• [EXERCISE BRIEF]: Give all the lines below again, exactly, with no pictures.

• [INPUT]:
-=-=-=-=-
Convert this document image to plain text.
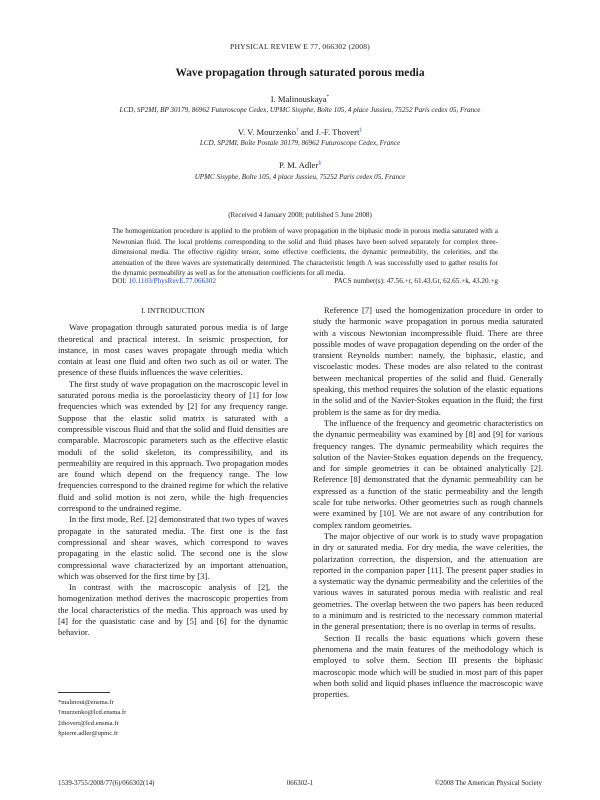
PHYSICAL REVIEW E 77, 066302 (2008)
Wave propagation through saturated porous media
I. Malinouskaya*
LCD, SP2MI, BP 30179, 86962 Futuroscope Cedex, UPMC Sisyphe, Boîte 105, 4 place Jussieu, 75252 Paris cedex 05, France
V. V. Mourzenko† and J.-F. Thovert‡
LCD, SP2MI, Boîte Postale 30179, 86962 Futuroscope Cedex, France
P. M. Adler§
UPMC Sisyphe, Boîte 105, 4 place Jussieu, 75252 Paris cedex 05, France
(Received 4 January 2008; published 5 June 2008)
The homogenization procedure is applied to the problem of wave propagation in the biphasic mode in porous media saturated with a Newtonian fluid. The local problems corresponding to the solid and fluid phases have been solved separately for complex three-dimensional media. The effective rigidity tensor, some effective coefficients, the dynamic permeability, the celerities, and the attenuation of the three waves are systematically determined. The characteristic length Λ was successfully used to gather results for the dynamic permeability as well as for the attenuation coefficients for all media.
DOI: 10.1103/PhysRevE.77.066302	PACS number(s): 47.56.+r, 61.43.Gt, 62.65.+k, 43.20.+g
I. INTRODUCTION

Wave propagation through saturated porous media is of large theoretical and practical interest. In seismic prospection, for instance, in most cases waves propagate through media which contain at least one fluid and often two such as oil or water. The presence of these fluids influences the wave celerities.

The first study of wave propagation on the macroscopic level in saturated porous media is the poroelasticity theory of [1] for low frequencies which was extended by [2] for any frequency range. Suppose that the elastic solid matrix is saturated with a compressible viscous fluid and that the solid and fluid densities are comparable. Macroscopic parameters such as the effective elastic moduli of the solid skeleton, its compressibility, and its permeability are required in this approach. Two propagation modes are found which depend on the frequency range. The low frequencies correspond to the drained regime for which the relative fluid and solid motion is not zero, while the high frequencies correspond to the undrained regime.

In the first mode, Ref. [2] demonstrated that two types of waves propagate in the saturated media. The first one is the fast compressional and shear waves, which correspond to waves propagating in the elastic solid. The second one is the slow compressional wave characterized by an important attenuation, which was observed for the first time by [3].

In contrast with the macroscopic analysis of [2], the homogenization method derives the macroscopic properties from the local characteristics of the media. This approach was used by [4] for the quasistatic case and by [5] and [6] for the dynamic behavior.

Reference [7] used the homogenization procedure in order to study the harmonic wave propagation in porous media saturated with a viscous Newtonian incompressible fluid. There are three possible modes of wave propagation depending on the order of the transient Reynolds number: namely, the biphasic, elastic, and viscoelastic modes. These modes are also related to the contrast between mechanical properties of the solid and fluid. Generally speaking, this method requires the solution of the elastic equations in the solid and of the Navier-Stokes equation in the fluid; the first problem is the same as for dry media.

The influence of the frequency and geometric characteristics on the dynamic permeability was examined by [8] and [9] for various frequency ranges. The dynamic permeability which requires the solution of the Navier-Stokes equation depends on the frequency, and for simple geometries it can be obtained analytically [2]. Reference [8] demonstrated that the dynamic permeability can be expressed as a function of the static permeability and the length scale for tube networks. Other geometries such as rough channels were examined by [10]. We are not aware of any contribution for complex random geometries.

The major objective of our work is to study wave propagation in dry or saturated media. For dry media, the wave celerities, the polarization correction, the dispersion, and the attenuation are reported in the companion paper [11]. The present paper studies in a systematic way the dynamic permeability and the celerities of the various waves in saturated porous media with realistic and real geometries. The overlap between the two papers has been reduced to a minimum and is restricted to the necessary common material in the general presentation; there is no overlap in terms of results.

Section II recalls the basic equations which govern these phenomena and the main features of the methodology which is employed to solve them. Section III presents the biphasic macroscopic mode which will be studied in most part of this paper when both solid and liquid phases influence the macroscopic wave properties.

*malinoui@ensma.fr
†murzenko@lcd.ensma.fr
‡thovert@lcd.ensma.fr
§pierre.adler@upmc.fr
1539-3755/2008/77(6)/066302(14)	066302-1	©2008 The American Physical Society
-=-=-=-=-
• [SOLUTION TO THIS PROBLEM]:
Convert this document image to plain text.
PHYSICAL REVIEW E 77, 066302 (2008)
Wave propagation through saturated porous media
I. Malinouskaya*
LCD, SP2MI, BP 30179, 86962 Futuroscope Cedex, UPMC Sisyphe, Boîte 105, 4 place Jussieu, 75252 Paris cedex 05, France
V. V. Mourzenko† and J.-F. Thovert‡
LCD, SP2MI, Boîte Postale 30179, 86962 Futuroscope Cedex, France
P. M. Adler§
UPMC Sisyphe, Boîte 105, 4 place Jussieu, 75252 Paris cedex 05, France
(Received 4 January 2008; published 5 June 2008)
The homogenization procedure is applied to the problem of wave propagation in the biphasic mode in porous media saturated with a Newtonian fluid. The local problems corresponding to the solid and fluid phases have been solved separately for complex three-dimensional media. The effective rigidity tensor, some effective coefficients, the dynamic permeability, the celerities, and the attenuation of the three waves are systematically determined. The characteristic length Λ was successfully used to gather results for the dynamic permeability as well as for the attenuation coefficients for all media.
DOI: 10.1103/PhysRevE.77.066302	PACS number(s): 47.56.+r, 61.43.Gt, 62.65.+k, 43.20.+g
I. INTRODUCTION

Wave propagation through saturated porous media is of large theoretical and practical interest. In seismic prospection, for instance, in most cases waves propagate through media which contain at least one fluid and often two such as oil or water. The presence of these fluids influences the wave celerities.

The first study of wave propagation on the macroscopic level in saturated porous media is the poroelasticity theory of [1] for low frequencies which was extended by [2] for any frequency range. Suppose that the elastic solid matrix is saturated with a compressible viscous fluid and that the solid and fluid densities are comparable. Macroscopic parameters such as the effective elastic moduli of the solid skeleton, its compressibility, and its permeability are required in this approach. Two propagation modes are found which depend on the frequency range. The low frequencies correspond to the drained regime for which the relative fluid and solid motion is not zero, while the high frequencies correspond to the undrained regime.

In the first mode, Ref. [2] demonstrated that two types of waves propagate in the saturated media. The first one is the fast compressional and shear waves, which correspond to waves propagating in the elastic solid. The second one is the slow compressional wave characterized by an important attenuation, which was observed for the first time by [3].

In contrast with the macroscopic analysis of [2], the homogenization method derives the macroscopic properties from the local characteristics of the media. This approach was used by [4] for the quasistatic case and by [5] and [6] for the dynamic behavior.

Reference [7] used the homogenization procedure in order to study the harmonic wave propagation in porous media saturated with a viscous Newtonian incompressible fluid. There are three possible modes of wave propagation depending on the order of the transient Reynolds number: namely, the biphasic, elastic, and viscoelastic modes. These modes are also related to the contrast between mechanical properties of the solid and fluid. Generally speaking, this method requires the solution of the elastic equations in the solid and of the Navier-Stokes equation in the fluid; the first problem is the same as for dry media.

The influence of the frequency and geometric characteristics on the dynamic permeability was examined by [8] and [9] for various frequency ranges. The dynamic permeability which requires the solution of the Navier-Stokes equation depends on the frequency, and for simple geometries it can be obtained analytically [2]. Reference [8] demonstrated that the dynamic permeability can be expressed as a function of the static permeability and the length scale for tube networks. Other geometries such as rough channels were examined by [10]. We are not aware of any contribution for complex random geometries.

The major objective of our work is to study wave propagation in dry or saturated media. For dry media, the wave celerities, the polarization correction, the dispersion, and the attenuation are reported in the companion paper [11]. The present paper studies in a systematic way the dynamic permeability and the celerities of the various waves in saturated porous media with realistic and real geometries. The overlap between the two papers has been reduced to a minimum and is restricted to the necessary common material in the general presentation; there is no overlap in terms of results.

Section II recalls the basic equations which govern these phenomena and the main features of the methodology which is employed to solve them. Section III presents the biphasic macroscopic mode which will be studied in most part of this paper when both solid and liquid phases influence the macroscopic wave properties.

*malinoui@ensma.fr
†murzenko@lcd.ensma.fr
‡thovert@lcd.ensma.fr
§pierre.adler@upmc.fr
1539-3755/2008/77(6)/066302(14)	066302-1	©2008 The American Physical Society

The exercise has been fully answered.